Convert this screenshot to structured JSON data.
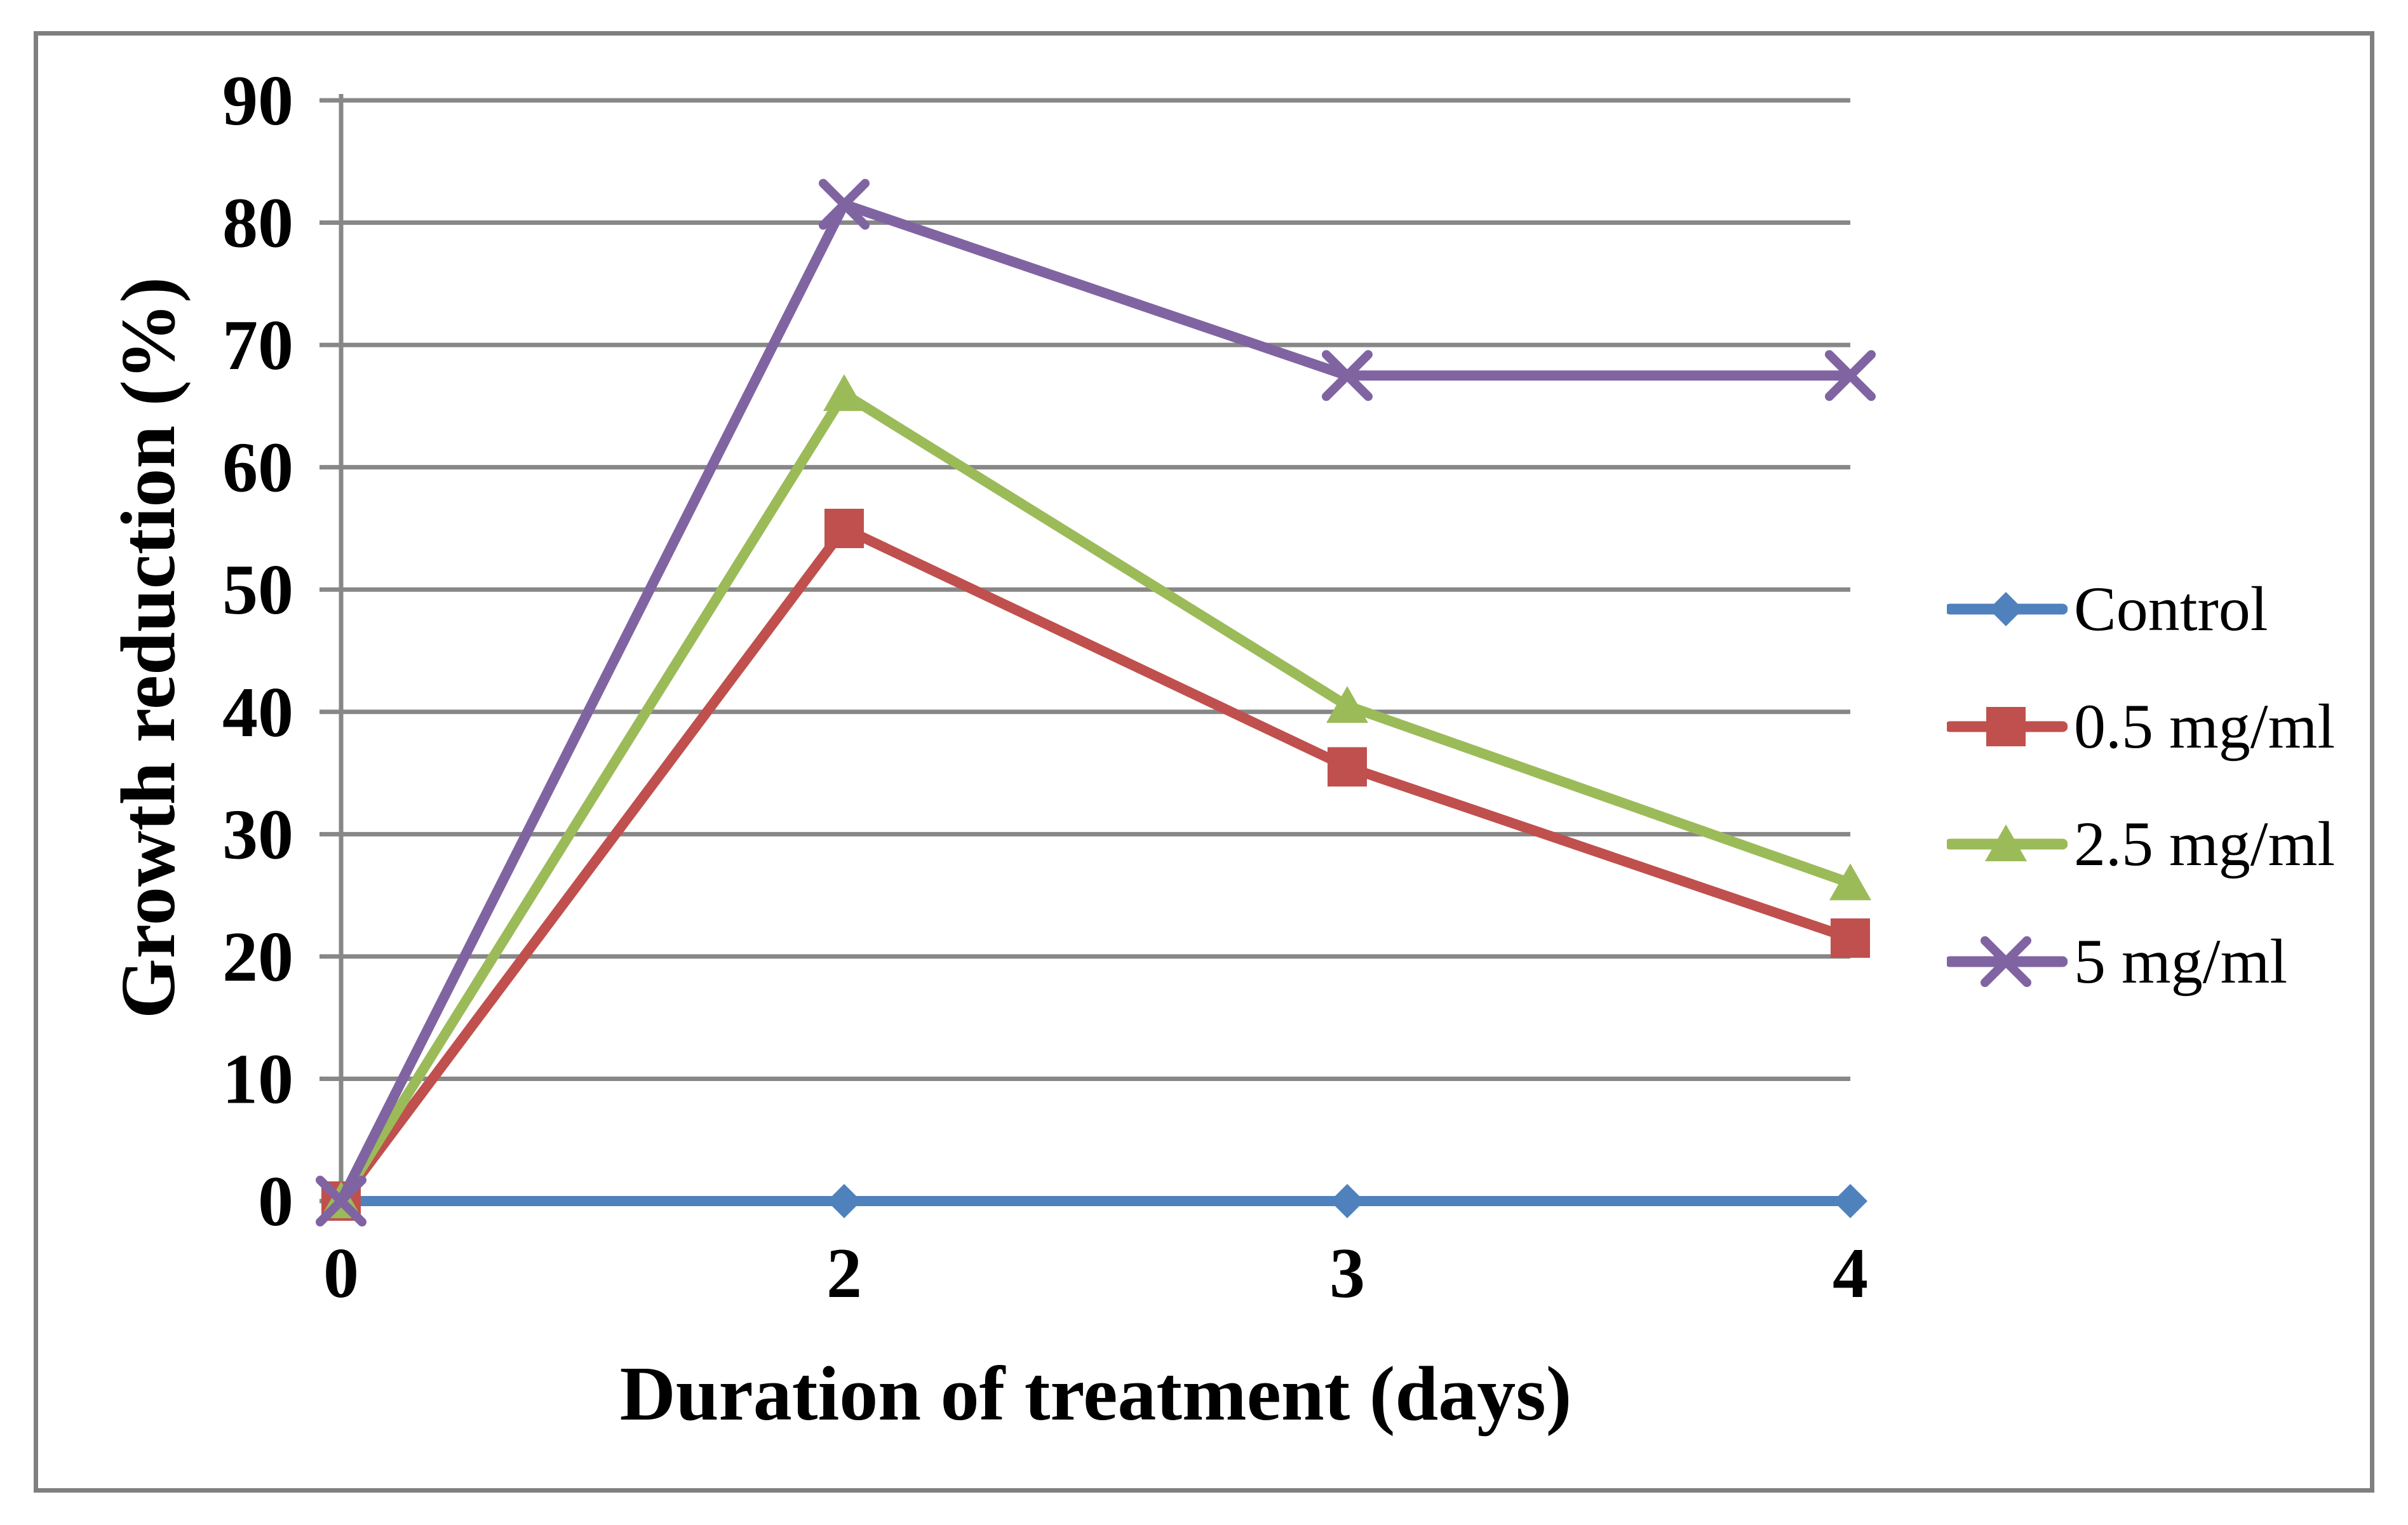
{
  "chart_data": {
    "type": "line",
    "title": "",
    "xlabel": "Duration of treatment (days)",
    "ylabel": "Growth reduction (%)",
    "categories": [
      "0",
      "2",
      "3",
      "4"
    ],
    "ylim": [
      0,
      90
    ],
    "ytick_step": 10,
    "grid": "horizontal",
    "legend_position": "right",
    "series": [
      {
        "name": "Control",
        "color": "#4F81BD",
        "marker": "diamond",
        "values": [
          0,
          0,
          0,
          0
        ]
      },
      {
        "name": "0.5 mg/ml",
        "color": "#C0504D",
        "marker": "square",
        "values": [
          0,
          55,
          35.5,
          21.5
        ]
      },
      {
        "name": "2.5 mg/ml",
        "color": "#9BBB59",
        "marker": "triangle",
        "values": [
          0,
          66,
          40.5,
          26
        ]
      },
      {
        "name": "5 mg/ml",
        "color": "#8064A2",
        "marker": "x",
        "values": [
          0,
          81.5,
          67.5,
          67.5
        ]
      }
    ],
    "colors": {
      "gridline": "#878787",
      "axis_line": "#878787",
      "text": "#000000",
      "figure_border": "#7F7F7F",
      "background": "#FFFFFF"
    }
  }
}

+++

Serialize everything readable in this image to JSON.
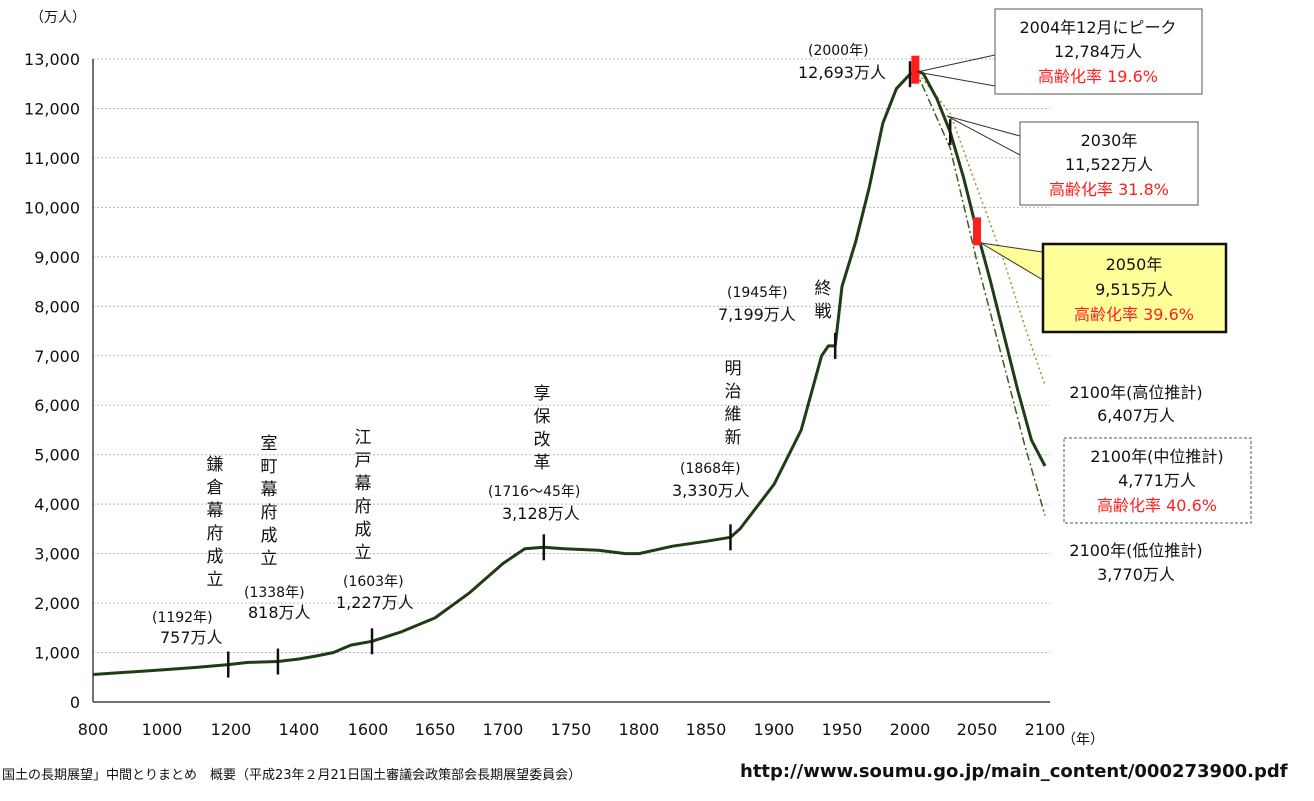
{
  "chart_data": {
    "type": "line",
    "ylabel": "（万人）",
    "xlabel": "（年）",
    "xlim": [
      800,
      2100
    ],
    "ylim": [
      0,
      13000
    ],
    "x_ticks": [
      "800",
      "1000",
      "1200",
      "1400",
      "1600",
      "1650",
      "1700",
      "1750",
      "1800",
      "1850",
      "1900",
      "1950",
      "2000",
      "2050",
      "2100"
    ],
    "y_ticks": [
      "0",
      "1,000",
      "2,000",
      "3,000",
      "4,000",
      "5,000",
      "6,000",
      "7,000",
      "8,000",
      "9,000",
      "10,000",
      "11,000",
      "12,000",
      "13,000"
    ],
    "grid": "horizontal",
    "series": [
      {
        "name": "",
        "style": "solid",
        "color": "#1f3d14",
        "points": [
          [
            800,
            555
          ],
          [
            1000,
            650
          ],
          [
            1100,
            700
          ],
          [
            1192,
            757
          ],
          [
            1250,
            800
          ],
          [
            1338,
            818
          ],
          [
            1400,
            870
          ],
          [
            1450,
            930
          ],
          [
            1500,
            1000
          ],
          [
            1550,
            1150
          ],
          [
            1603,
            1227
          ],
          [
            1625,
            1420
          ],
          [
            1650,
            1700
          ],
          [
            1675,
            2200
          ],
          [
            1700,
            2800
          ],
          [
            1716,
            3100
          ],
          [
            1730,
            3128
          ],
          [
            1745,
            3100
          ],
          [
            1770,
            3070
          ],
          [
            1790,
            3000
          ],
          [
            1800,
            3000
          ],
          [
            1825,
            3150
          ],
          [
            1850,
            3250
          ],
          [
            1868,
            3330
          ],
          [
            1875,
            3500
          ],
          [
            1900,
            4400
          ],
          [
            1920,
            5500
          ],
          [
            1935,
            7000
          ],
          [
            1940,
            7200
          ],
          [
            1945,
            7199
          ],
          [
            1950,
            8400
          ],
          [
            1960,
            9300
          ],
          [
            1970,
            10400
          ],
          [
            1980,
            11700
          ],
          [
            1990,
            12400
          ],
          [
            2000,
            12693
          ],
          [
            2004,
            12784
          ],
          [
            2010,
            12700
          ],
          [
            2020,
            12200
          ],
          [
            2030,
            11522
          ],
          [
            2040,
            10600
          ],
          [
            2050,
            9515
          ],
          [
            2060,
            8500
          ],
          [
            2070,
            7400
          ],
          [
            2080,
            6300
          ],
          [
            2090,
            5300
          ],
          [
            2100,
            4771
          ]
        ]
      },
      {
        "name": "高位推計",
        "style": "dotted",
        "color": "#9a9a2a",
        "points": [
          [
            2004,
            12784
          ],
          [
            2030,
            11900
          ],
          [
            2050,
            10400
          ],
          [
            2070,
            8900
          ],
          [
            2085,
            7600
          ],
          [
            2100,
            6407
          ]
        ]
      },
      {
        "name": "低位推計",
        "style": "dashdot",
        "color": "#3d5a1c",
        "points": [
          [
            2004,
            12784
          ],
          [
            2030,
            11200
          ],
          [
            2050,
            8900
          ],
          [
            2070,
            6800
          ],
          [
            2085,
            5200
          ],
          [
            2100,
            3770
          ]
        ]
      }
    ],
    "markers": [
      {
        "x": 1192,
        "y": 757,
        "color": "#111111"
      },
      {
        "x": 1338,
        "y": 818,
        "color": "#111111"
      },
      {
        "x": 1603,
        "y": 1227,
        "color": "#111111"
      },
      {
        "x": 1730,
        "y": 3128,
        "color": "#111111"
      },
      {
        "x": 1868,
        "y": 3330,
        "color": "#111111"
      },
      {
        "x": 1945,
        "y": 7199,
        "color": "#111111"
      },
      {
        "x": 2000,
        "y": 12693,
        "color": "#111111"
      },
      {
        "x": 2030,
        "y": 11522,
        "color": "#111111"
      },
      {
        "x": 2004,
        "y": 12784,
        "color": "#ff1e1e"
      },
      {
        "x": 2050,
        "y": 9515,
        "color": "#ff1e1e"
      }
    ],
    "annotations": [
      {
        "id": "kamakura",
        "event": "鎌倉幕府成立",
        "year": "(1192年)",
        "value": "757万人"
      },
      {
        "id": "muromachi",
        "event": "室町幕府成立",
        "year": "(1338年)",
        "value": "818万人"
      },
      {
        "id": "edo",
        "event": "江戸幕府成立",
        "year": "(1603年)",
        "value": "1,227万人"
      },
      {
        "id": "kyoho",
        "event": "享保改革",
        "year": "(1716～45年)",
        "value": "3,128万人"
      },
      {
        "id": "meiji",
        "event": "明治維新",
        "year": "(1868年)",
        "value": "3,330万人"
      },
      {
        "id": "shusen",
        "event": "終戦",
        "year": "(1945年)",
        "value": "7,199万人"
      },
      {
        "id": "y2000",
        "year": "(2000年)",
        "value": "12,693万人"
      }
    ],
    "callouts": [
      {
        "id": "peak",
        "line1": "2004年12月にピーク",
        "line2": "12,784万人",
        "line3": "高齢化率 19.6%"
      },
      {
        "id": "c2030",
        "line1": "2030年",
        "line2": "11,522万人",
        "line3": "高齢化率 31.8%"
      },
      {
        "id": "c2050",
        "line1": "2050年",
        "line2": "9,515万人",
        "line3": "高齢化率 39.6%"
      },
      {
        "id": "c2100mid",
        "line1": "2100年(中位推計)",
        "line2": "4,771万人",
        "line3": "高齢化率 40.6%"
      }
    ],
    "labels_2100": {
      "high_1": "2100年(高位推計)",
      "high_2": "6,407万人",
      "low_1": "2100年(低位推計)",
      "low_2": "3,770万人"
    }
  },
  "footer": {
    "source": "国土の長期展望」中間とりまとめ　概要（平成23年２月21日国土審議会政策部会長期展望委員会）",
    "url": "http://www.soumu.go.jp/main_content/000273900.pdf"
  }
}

+++

# Problem:
Find every line in the records above that contains the word "event", and copy each one.

# Exercise answer:
        "event": "鎌倉幕府成立",
        "event": "室町幕府成立",
        "event": "江戸幕府成立",
        "event": "享保改革",
        "event": "明治維新",
        "event": "終戦",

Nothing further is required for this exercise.